REQUIRED WORK:
1. Edit the passage of the motorcycle thread starting at "Quote from: Howley" and ending at "was iced up.", replacing "humidity" with "moisture".
2. Pull out every row that contains the string "Remboursements" and copy each one in full.

TEXT SECTION:
It was real cold this morning (for me anyway, about 4-7 degrees Celcius). My '94 m900 started fine and ran fine for half the 15 minute ride, but started backfiring, struggling at idle and generally running shitty after that. It was better once I was moving or revving high, but was still super rough and poppy. Any ideas?
edit. Oil temp only got up to 30-40 degrees C.
Quote from: Howley on June 30, 2008, 08:01:22 PM
It was real cold this morning (for me anyway, about 4-7 degrees Celcius). My '94 m900 started fine and ran fine for half the 15 minute ride, but started backfiring, struggling at idle and generally running shitty after that. It was better once I was moving or revving high, but was still super rough and poppy. Any ideas?
edit. Oil temp only got up to 30-40 degrees C.
Whats the humidity like there? Icing carbs maybe? (They "ice" at quite a bit warmer than freezing due to the cooling effect of evaporating the fuel.) Does yours have the tap to provide oil heating to the float bowls?
big
It doesn't have the carb warming thing. It's quite possible it was icing, I just checked the graphs and the air temp was around 2 degrees C.
It ran fine on the way home. I guess it was iced up.

INFORMATION GIVEN:

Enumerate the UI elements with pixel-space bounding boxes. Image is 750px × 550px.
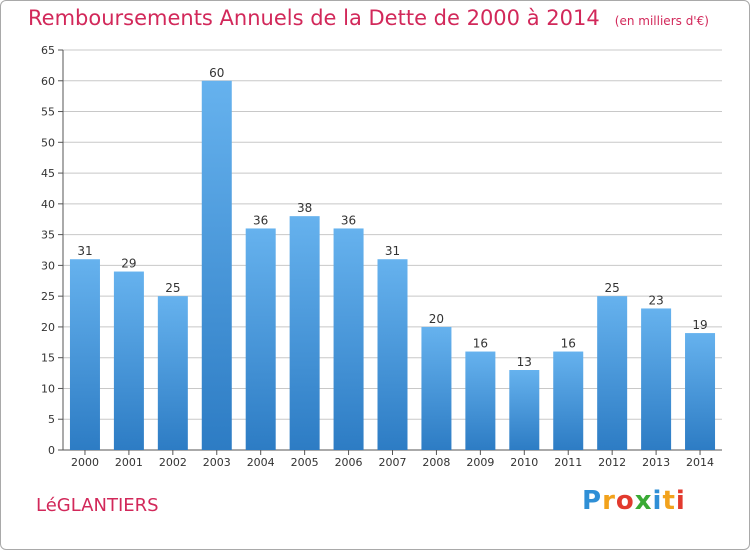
bar <box>465 351 496 450</box>
y-tick-label: 50 <box>41 136 55 149</box>
data-label: 60 <box>209 66 224 80</box>
y-tick-label: 40 <box>41 198 55 211</box>
x-tick-label: 2012 <box>598 456 626 469</box>
data-label: 38 <box>297 201 312 215</box>
data-label: 36 <box>341 213 356 227</box>
y-tick-label: 0 <box>48 444 55 457</box>
bar <box>509 370 540 450</box>
y-tick-label: 25 <box>41 290 55 303</box>
bar <box>157 296 188 450</box>
bar <box>69 259 100 450</box>
chart-title: Remboursements Annuels de la Dette de 20… <box>28 6 600 30</box>
bar <box>553 351 584 450</box>
logo-letter: i <box>652 486 663 516</box>
bar <box>289 216 320 450</box>
data-label: 31 <box>385 244 400 258</box>
data-label: 31 <box>77 244 92 258</box>
bar <box>685 333 716 450</box>
y-tick-label: 60 <box>41 75 55 88</box>
logo-letter: o <box>615 486 635 516</box>
x-tick-label: 2013 <box>642 456 670 469</box>
y-tick-label: 10 <box>41 382 55 395</box>
logo-letter: r <box>602 486 616 516</box>
x-tick-label: 2002 <box>159 456 187 469</box>
data-label: 16 <box>473 337 488 351</box>
data-label: 29 <box>121 257 136 271</box>
x-tick-label: 2006 <box>335 456 363 469</box>
chart-subtitle: (en milliers d'€) <box>614 14 709 28</box>
logo-letter: P <box>582 486 603 516</box>
bar <box>333 228 364 450</box>
bar <box>201 80 232 451</box>
y-tick-label: 35 <box>41 229 55 242</box>
y-tick-label: 20 <box>41 321 55 334</box>
logo-letter: t <box>662 486 676 516</box>
x-tick-label: 2004 <box>247 456 275 469</box>
data-label: 23 <box>648 293 663 307</box>
y-tick-label: 30 <box>41 259 55 272</box>
data-label: 25 <box>165 281 180 295</box>
y-tick-label: 55 <box>41 106 55 119</box>
y-tick-label: 15 <box>41 352 55 365</box>
x-tick-label: 2001 <box>115 456 143 469</box>
logo-letter: x <box>634 486 653 516</box>
bar <box>597 296 628 450</box>
data-label: 25 <box>605 281 620 295</box>
x-tick-label: 2000 <box>71 456 99 469</box>
bar <box>641 308 672 450</box>
x-tick-label: 2011 <box>554 456 582 469</box>
x-tick-label: 2010 <box>510 456 538 469</box>
x-tick-label: 2005 <box>291 456 319 469</box>
bar <box>377 259 408 450</box>
x-tick-label: 2007 <box>379 456 407 469</box>
data-label: 36 <box>253 213 268 227</box>
x-tick-label: 2009 <box>466 456 494 469</box>
proxiti-logo: Proxiti <box>582 486 686 516</box>
x-tick-label: 2003 <box>203 456 231 469</box>
title-row: Remboursements Annuels de la Dette de 20… <box>28 6 709 30</box>
bar <box>245 228 276 450</box>
y-tick-label: 45 <box>41 167 55 180</box>
data-label: 13 <box>517 355 532 369</box>
y-tick-label: 65 <box>41 44 55 57</box>
logo-letter: i <box>675 486 686 516</box>
data-label: 20 <box>429 312 444 326</box>
bar <box>113 271 144 450</box>
x-tick-label: 2008 <box>422 456 450 469</box>
y-tick-label: 5 <box>48 413 55 426</box>
data-label: 19 <box>692 318 707 332</box>
data-label: 16 <box>561 337 576 351</box>
x-tick-label: 2014 <box>686 456 714 469</box>
commune-name: LéGLANTIERS <box>36 495 159 516</box>
bar <box>421 326 452 450</box>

EXERCISE SOLUTIONS:
1.
Quote from: Howley on June 30, 2008, 08:01:22 PM
It was real cold this morning (for me anyway, about 4-7 degrees Celcius). My '94 m900 started fine and ran fine for half the 15 minute ride, but started backfiring, struggling at idle and generally running shitty after that. It was better once I was moving or revving high, but was still super rough and poppy. Any ideas?
edit. Oil temp only got up to 30-40 degrees C.
Whats the moisture like there? Icing carbs maybe? (They "ice" at quite a bit warmer than freezing due to the cooling effect of evaporating the fuel.) Does yours have the tap to provide oil heating to the float bowls?
big
It doesn't have the carb warming thing. It's quite possible it was icing, I just checked the graphs and the air temp was around 2 degrees C.
It ran fine on the way home. I guess it was iced up.

2.
chart-title: Remboursements Annuels de la Dette de 20… <box>28 6 600 30</box>
title-row: Remboursements Annuels de la Dette de 20… <box>28 6 709 30</box>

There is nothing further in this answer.